Work to do
Each entry below is to be given again word for word, with no pictures.
[start of Given records]
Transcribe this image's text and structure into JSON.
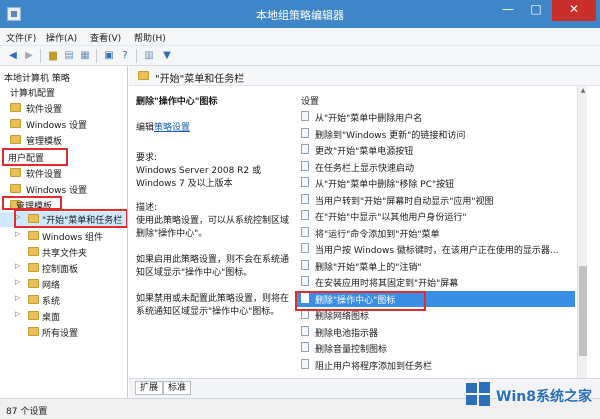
{
  "window": {
    "title": "本地组策略编辑器",
    "min_glyph": "—",
    "max_glyph": "□",
    "close_glyph": "✕"
  },
  "menu": [
    "文件(F)",
    "操作(A)",
    "查看(V)",
    "帮助(H)"
  ],
  "toolbar_icons": [
    "back-arrow-icon",
    "forward-arrow-icon",
    "up-folder-icon",
    "show-tree-icon",
    "export-list-icon",
    "properties-icon",
    "help-icon",
    "show-hide-icon",
    "filter-icon"
  ],
  "tree": {
    "root": "本地计算机 策略",
    "computer_config": "计算机配置",
    "software_settings_1": "软件设置",
    "windows_settings_1": "Windows 设置",
    "admin_templates_1": "管理模板",
    "user_config": "用户配置",
    "software_settings_2": "软件设置",
    "windows_settings_2": "Windows 设置",
    "admin_templates_2": "管理模板",
    "start_menu": "\"开始\"菜单和任务栏",
    "windows_components": "Windows 组件",
    "shared_folders": "共享文件夹",
    "control_panel": "控制面板",
    "network": "网络",
    "system": "系统",
    "desktop": "桌面",
    "all_settings": "所有设置"
  },
  "right_pane": {
    "header": "\"开始\"菜单和任务栏",
    "setting_title": "删除\"操作中心\"图标",
    "edit_prefix": "编辑",
    "edit_link": "策略设置",
    "requirements_label": "要求:",
    "requirements_text": "Windows Server 2008 R2 或 Windows 7 及以上版本",
    "description_label": "描述:",
    "description_text": "使用此策略设置，可以从系统控制区域删除\"操作中心\"。",
    "description_text2": "如果启用此策略设置，则不会在系统通知区域显示\"操作中心\"图标。",
    "description_text3": "如果禁用或未配置此策略设置，则将在系统通知区域显示\"操作中心\"图标。",
    "settings_header": "设置",
    "settings": [
      "从\"开始\"菜单中删除用户名",
      "删除到\"Windows 更新\"的链接和访问",
      "更改\"开始\"菜单电源按钮",
      "在任务栏上显示快速启动",
      "从\"开始\"菜单中删除\"移除 PC\"按钮",
      "当用户转到\"开始\"屏幕时自动显示\"应用\"视图",
      "在\"开始\"中显示\"以其他用户身份运行\"",
      "将\"运行\"命令添加到\"开始\"菜单",
      "当用户按 Windows 徽标键时，在该用户正在使用的显示器...",
      "删除\"开始\"菜单上的\"注销\"",
      "在安装应用时将其固定到\"开始\"屏幕",
      "删除\"操作中心\"图标",
      "删除网络图标",
      "删除电池指示器",
      "删除音量控制图标",
      "阻止用户将程序添加到任务栏"
    ],
    "selected_setting_index": 11,
    "tabs": [
      "扩展",
      "标准"
    ]
  },
  "status": {
    "text": "87 个设置"
  },
  "watermark": {
    "text": "Win8系统之家"
  },
  "colors": {
    "titlebar": "#3f86c8",
    "highlight_box": "#e52b2b",
    "selection": "#3a8ee6"
  }
}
[end of Given records]
Exercise result
Transcribe this image's text and structure into JSON.
{
  "window": {
    "title": "本地组策略编辑器",
    "min_glyph": "—",
    "max_glyph": "□",
    "close_glyph": "✕"
  },
  "menu": [
    "文件(F)",
    "操作(A)",
    "查看(V)",
    "帮助(H)"
  ],
  "toolbar_icons": [
    "back-arrow-icon",
    "forward-arrow-icon",
    "up-folder-icon",
    "show-tree-icon",
    "export-list-icon",
    "properties-icon",
    "help-icon",
    "show-hide-icon",
    "filter-icon"
  ],
  "tree": {
    "root": "本地计算机 策略",
    "computer_config": "计算机配置",
    "software_settings_1": "软件设置",
    "windows_settings_1": "Windows 设置",
    "admin_templates_1": "管理模板",
    "user_config": "用户配置",
    "software_settings_2": "软件设置",
    "windows_settings_2": "Windows 设置",
    "admin_templates_2": "管理模板",
    "start_menu": "\"开始\"菜单和任务栏",
    "windows_components": "Windows 组件",
    "shared_folders": "共享文件夹",
    "control_panel": "控制面板",
    "network": "网络",
    "system": "系统",
    "desktop": "桌面",
    "all_settings": "所有设置"
  },
  "right_pane": {
    "header": "\"开始\"菜单和任务栏",
    "setting_title": "删除\"操作中心\"图标",
    "edit_prefix": "编辑",
    "edit_link": "策略设置",
    "requirements_label": "要求:",
    "requirements_text": "Windows Server 2008 R2 或 Windows 7 及以上版本",
    "description_label": "描述:",
    "description_text": "使用此策略设置，可以从系统控制区域删除\"操作中心\"。",
    "description_text2": "如果启用此策略设置，则不会在系统通知区域显示\"操作中心\"图标。",
    "description_text3": "如果禁用或未配置此策略设置，则将在系统通知区域显示\"操作中心\"图标。",
    "settings_header": "设置",
    "settings": [
      "从\"开始\"菜单中删除用户名",
      "删除到\"Windows 更新\"的链接和访问",
      "更改\"开始\"菜单电源按钮",
      "在任务栏上显示快速启动",
      "从\"开始\"菜单中删除\"移除 PC\"按钮",
      "当用户转到\"开始\"屏幕时自动显示\"应用\"视图",
      "在\"开始\"中显示\"以其他用户身份运行\"",
      "将\"运行\"命令添加到\"开始\"菜单",
      "当用户按 Windows 徽标键时，在该用户正在使用的显示器...",
      "删除\"开始\"菜单上的\"注销\"",
      "在安装应用时将其固定到\"开始\"屏幕",
      "删除\"操作中心\"图标",
      "删除网络图标",
      "删除电池指示器",
      "删除音量控制图标",
      "阻止用户将程序添加到任务栏"
    ],
    "selected_setting_index": 11,
    "tabs": [
      "扩展",
      "标准"
    ]
  },
  "status": {
    "text": "87 个设置"
  },
  "watermark": {
    "text": "Win8系统之家"
  },
  "colors": {
    "titlebar": "#3f86c8",
    "highlight_box": "#e52b2b",
    "selection": "#3a8ee6"
  }
}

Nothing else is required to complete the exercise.